━━━━━ DATA TO PROCESS ━━━━━

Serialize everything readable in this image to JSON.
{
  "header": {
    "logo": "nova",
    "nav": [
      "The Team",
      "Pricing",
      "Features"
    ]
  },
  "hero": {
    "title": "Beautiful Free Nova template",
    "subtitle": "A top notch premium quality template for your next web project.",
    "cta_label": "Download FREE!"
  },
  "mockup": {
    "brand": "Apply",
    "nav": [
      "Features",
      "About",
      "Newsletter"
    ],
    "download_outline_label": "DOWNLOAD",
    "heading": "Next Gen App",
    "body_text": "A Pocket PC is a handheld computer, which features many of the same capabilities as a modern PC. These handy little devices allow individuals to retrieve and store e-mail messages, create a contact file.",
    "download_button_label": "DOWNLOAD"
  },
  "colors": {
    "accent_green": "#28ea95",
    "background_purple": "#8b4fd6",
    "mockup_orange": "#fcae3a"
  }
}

━━━━━
━━━━━ DATA TO PROCESS ━━━━━

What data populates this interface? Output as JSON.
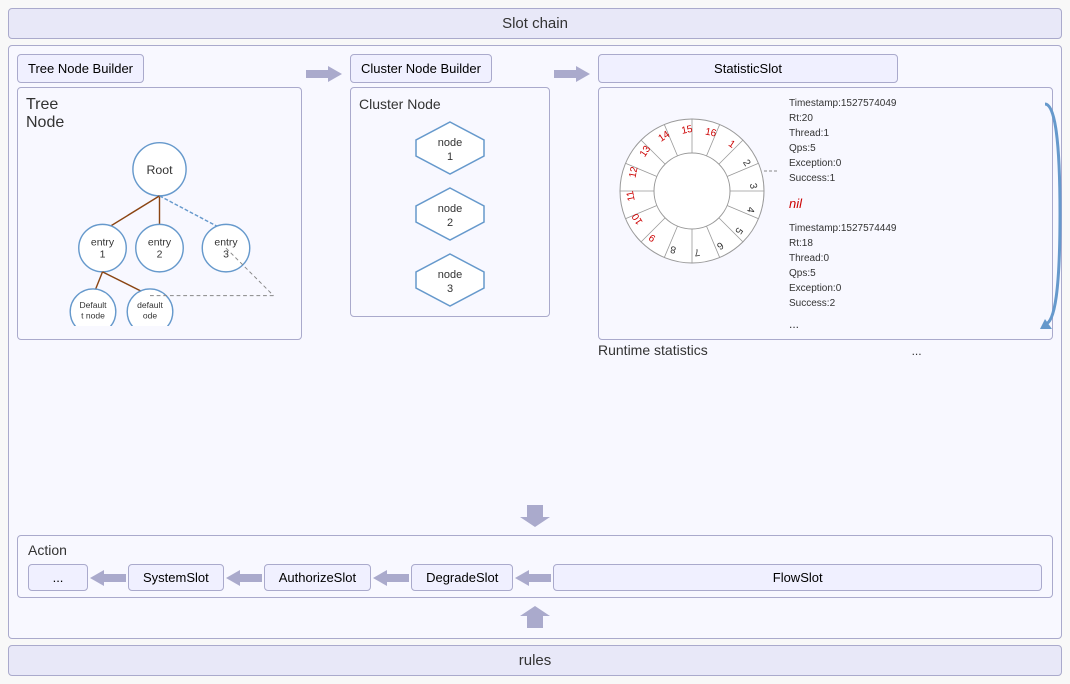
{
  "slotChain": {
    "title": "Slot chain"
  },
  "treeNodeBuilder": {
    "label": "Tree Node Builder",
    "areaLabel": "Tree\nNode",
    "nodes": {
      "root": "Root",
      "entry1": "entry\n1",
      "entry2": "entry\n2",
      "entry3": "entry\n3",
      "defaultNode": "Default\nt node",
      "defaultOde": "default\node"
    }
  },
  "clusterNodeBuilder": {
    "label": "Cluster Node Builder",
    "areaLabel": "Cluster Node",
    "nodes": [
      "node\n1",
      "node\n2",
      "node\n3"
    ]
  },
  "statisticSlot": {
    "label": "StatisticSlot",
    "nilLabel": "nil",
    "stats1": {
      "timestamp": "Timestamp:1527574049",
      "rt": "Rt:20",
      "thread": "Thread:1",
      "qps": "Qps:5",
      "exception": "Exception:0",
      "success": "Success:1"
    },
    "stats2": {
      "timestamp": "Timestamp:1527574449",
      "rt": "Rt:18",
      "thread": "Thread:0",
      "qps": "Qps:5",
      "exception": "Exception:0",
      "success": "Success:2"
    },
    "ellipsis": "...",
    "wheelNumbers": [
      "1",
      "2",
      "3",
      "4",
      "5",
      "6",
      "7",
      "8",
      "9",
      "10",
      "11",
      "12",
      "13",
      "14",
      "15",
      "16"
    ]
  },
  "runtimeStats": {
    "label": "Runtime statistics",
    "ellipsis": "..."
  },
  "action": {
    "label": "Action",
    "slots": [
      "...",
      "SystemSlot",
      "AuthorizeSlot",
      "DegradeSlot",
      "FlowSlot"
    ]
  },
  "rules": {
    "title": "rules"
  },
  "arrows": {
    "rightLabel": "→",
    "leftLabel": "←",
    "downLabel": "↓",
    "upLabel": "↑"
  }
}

━━━━━

* WHAT THE TASK REQUIRES *
Copy out each line in the preceding records that contains "this".

* CORRECT ANSWER *
Serialize everything readable in this image to JSON.
What data populates this interface? Output as JSON.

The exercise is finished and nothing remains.